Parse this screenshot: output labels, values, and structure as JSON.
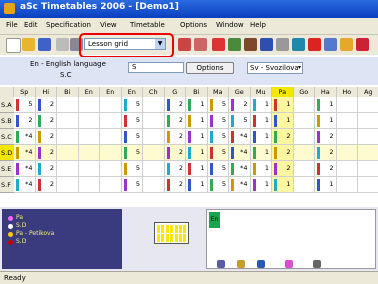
{
  "window": {
    "title": "aSc Timetables 2006  - [Demo1]"
  },
  "menu": [
    "File",
    "Edit",
    "Specification",
    "View",
    "Timetable",
    "Options",
    "Window",
    "Help"
  ],
  "toolbar": {
    "view_combo": "Lesson grid"
  },
  "options_bar": {
    "language_label": "En - English language",
    "selected_class": "S.C",
    "search_value": "S",
    "options_button": "Options",
    "teacher_select": "Sv - Svozilova"
  },
  "grid": {
    "columns": [
      "Sp",
      "Hi",
      "Bi",
      "En",
      "En",
      "En",
      "Ch",
      "G",
      "Bi",
      "Ma",
      "Ge",
      "Mu",
      "Pa",
      "Go",
      "Ha",
      "Ho",
      "Ag"
    ],
    "highlight_column": "Pa",
    "rows": [
      {
        "label": "S.A",
        "cells": [
          "5",
          "2",
          "",
          "",
          "",
          "5",
          "",
          "2",
          "1",
          "5",
          "2",
          "1",
          "1",
          "",
          "1",
          "",
          ""
        ]
      },
      {
        "label": "S.B",
        "cells": [
          "2",
          "2",
          "",
          "",
          "",
          "5",
          "",
          "2",
          "1",
          "5",
          "5",
          "1",
          "1",
          "",
          "1",
          "",
          ""
        ]
      },
      {
        "label": "S.C",
        "cells": [
          "*4",
          "2",
          "",
          "",
          "",
          "5",
          "",
          "2",
          "1",
          "5",
          "*4",
          "1",
          "2",
          "",
          "2",
          "",
          ""
        ]
      },
      {
        "label": "S.D",
        "cells": [
          "*4",
          "2",
          "",
          "",
          "",
          "5",
          "",
          "2",
          "1",
          "5",
          "*4",
          "1",
          "2",
          "",
          "2",
          "",
          ""
        ]
      },
      {
        "label": "S.E",
        "cells": [
          "*4",
          "2",
          "",
          "",
          "",
          "5",
          "",
          "2",
          "1",
          "5",
          "*4",
          "1",
          "2",
          "",
          "2",
          "",
          ""
        ]
      },
      {
        "label": "S.F",
        "cells": [
          "*4",
          "2",
          "",
          "",
          "",
          "5",
          "",
          "2",
          "1",
          "5",
          "*4",
          "1",
          "1",
          "",
          "1",
          "",
          ""
        ]
      }
    ],
    "selected_row": "S.D"
  },
  "card_panel": {
    "lines": [
      "Pa",
      "S.D",
      "Pa - Petikova",
      "S.D"
    ],
    "dot_colors": [
      "#ff66ff",
      "#ffffff",
      "#ffcc00",
      "#cc0000"
    ]
  },
  "lesson_tag": "En",
  "status": "Ready",
  "colors": {
    "title_bar": "#0a3fbf",
    "selected_row": "#f3e600",
    "highlight_box": "#e00000"
  }
}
== == ==
**Your instructions**: Do not include the images; transcribe the rest of the listing exactly.

**Solution to this exercise**:
Parse this screenshot: output labels, values, and structure as JSON.
{
  "window": {
    "title": "aSc Timetables 2006  - [Demo1]"
  },
  "menu": [
    "File",
    "Edit",
    "Specification",
    "View",
    "Timetable",
    "Options",
    "Window",
    "Help"
  ],
  "toolbar": {
    "view_combo": "Lesson grid"
  },
  "options_bar": {
    "language_label": "En - English language",
    "selected_class": "S.C",
    "search_value": "S",
    "options_button": "Options",
    "teacher_select": "Sv - Svozilova"
  },
  "grid": {
    "columns": [
      "Sp",
      "Hi",
      "Bi",
      "En",
      "En",
      "En",
      "Ch",
      "G",
      "Bi",
      "Ma",
      "Ge",
      "Mu",
      "Pa",
      "Go",
      "Ha",
      "Ho",
      "Ag"
    ],
    "highlight_column": "Pa",
    "rows": [
      {
        "label": "S.A",
        "cells": [
          "5",
          "2",
          "",
          "",
          "",
          "5",
          "",
          "2",
          "1",
          "5",
          "2",
          "1",
          "1",
          "",
          "1",
          "",
          ""
        ]
      },
      {
        "label": "S.B",
        "cells": [
          "2",
          "2",
          "",
          "",
          "",
          "5",
          "",
          "2",
          "1",
          "5",
          "5",
          "1",
          "1",
          "",
          "1",
          "",
          ""
        ]
      },
      {
        "label": "S.C",
        "cells": [
          "*4",
          "2",
          "",
          "",
          "",
          "5",
          "",
          "2",
          "1",
          "5",
          "*4",
          "1",
          "2",
          "",
          "2",
          "",
          ""
        ]
      },
      {
        "label": "S.D",
        "cells": [
          "*4",
          "2",
          "",
          "",
          "",
          "5",
          "",
          "2",
          "1",
          "5",
          "*4",
          "1",
          "2",
          "",
          "2",
          "",
          ""
        ]
      },
      {
        "label": "S.E",
        "cells": [
          "*4",
          "2",
          "",
          "",
          "",
          "5",
          "",
          "2",
          "1",
          "5",
          "*4",
          "1",
          "2",
          "",
          "2",
          "",
          ""
        ]
      },
      {
        "label": "S.F",
        "cells": [
          "*4",
          "2",
          "",
          "",
          "",
          "5",
          "",
          "2",
          "1",
          "5",
          "*4",
          "1",
          "1",
          "",
          "1",
          "",
          ""
        ]
      }
    ],
    "selected_row": "S.D"
  },
  "card_panel": {
    "lines": [
      "Pa",
      "S.D",
      "Pa - Petikova",
      "S.D"
    ],
    "dot_colors": [
      "#ff66ff",
      "#ffffff",
      "#ffcc00",
      "#cc0000"
    ]
  },
  "lesson_tag": "En",
  "status": "Ready",
  "colors": {
    "title_bar": "#0a3fbf",
    "selected_row": "#f3e600",
    "highlight_box": "#e00000"
  }
}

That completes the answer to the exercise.